* **Work instructions**
Here are records with pictures in them. Copy all of them exactly and leave the pictures out.

* **Data section**
□ □ □

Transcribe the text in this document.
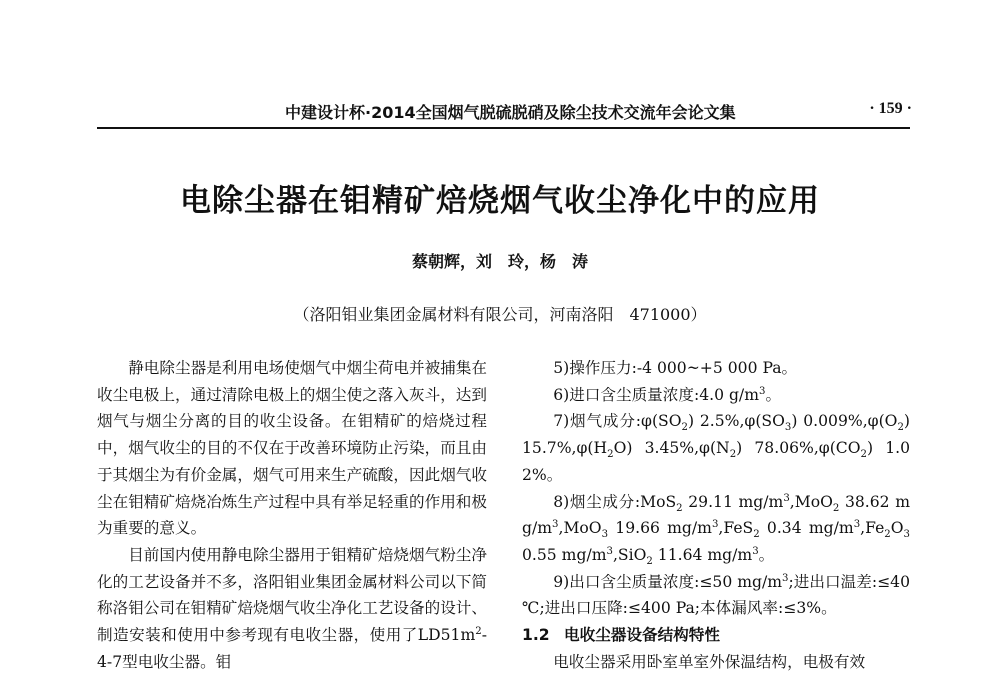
中建设计杯·2014全国烟气脱硫脱硝及除尘技术交流年会论文集	· 159 ·
电除尘器在钼精矿焙烧烟气收尘净化中的应用
蔡朝辉，刘　玲，杨　涛
（洛阳钼业集团金属材料有限公司，河南洛阳　471000）

静电除尘器是利用电场使烟气中烟尘荷电并被捕集在收尘电极上，通过清除电极上的烟尘使之落入灰斗，达到烟气与烟尘分离的目的收尘设备。在钼精矿的焙烧过程中，烟气收尘的目的不仅在于改善环境防止污染，而且由于其烟尘为有价金属，烟气可用来生产硫酸，因此烟气收尘在钼精矿焙烧冶炼生产过程中具有举足轻重的作用和极为重要的意义。

目前国内使用静电除尘器用于钼精矿焙烧烟气粉尘净化的工艺设备并不多，洛阳钼业集团金属材料公司以下简称洛钼公司在钼精矿焙烧烟气收尘净化工艺设备的设计、制造安装和使用中参考现有电收尘器，使用了$LD51m^2-4-7$型电收尘器。钼

5)操作压力:-4 000~+5 000 Pa。

6)进口含尘质量浓度:4.0 $g/m^3$。

7)烟气成分$:\varphi(SO_2)$ $2.5\%,\varphi(SO_3)$ $0.009\%,\varphi(O_2)$ $15.7\%,\varphi(H_2O)$ $3.45\%,\varphi(N_2)$ $78.06\%,\varphi(CO_2)$ 1.02%。

8)烟尘成分:MoS$_2$ 29.11 $mg/m^3,MoO_2$ 38.62 $mg/m^3,MoO_3$ 19.66 $mg/m^3,FeS_2$ 0.34 $mg/m^3,Fe_2O_3$ 0.55 $mg/m^3,SiO_2$ 11.64 $mg/m^3$。

9)出口含尘质量浓度:≤50 $mg/m^3$;进出口温差:≤40 ℃;进出口压降:≤400 Pa;本体漏风率:≤3%。

1.2 电收尘器设备结构特性

电收尘器采用卧室单室外保温结构，电极有效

□ □ □

* **Task output**
Transcribe the text in this document.
中建设计杯·2014全国烟气脱硫脱硝及除尘技术交流年会论文集	· 159 ·
电除尘器在钼精矿焙烧烟气收尘净化中的应用
蔡朝辉，刘　玲，杨　涛
（洛阳钼业集团金属材料有限公司，河南洛阳　471000）

静电除尘器是利用电场使烟气中烟尘荷电并被捕集在收尘电极上，通过清除电极上的烟尘使之落入灰斗，达到烟气与烟尘分离的目的收尘设备。在钼精矿的焙烧过程中，烟气收尘的目的不仅在于改善环境防止污染，而且由于其烟尘为有价金属，烟气可用来生产硫酸，因此烟气收尘在钼精矿焙烧冶炼生产过程中具有举足轻重的作用和极为重要的意义。

目前国内使用静电除尘器用于钼精矿焙烧烟气粉尘净化的工艺设备并不多，洛阳钼业集团金属材料公司以下简称洛钼公司在钼精矿焙烧烟气收尘净化工艺设备的设计、制造安装和使用中参考现有电收尘器，使用了$LD51m^2-4-7$型电收尘器。钼

5)操作压力:-4 000~+5 000 Pa。

6)进口含尘质量浓度:4.0 $g/m^3$。

7)烟气成分$:\varphi(SO_2)$ $2.5\%,\varphi(SO_3)$ $0.009\%,\varphi(O_2)$ $15.7\%,\varphi(H_2O)$ $3.45\%,\varphi(N_2)$ $78.06\%,\varphi(CO_2)$ 1.02%。

8)烟尘成分:MoS$_2$ 29.11 $mg/m^3,MoO_2$ 38.62 $mg/m^3,MoO_3$ 19.66 $mg/m^3,FeS_2$ 0.34 $mg/m^3,Fe_2O_3$ 0.55 $mg/m^3,SiO_2$ 11.64 $mg/m^3$。

9)出口含尘质量浓度:≤50 $mg/m^3$;进出口温差:≤40 ℃;进出口压降:≤400 Pa;本体漏风率:≤3%。

1.2 电收尘器设备结构特性

电收尘器采用卧室单室外保温结构，电极有效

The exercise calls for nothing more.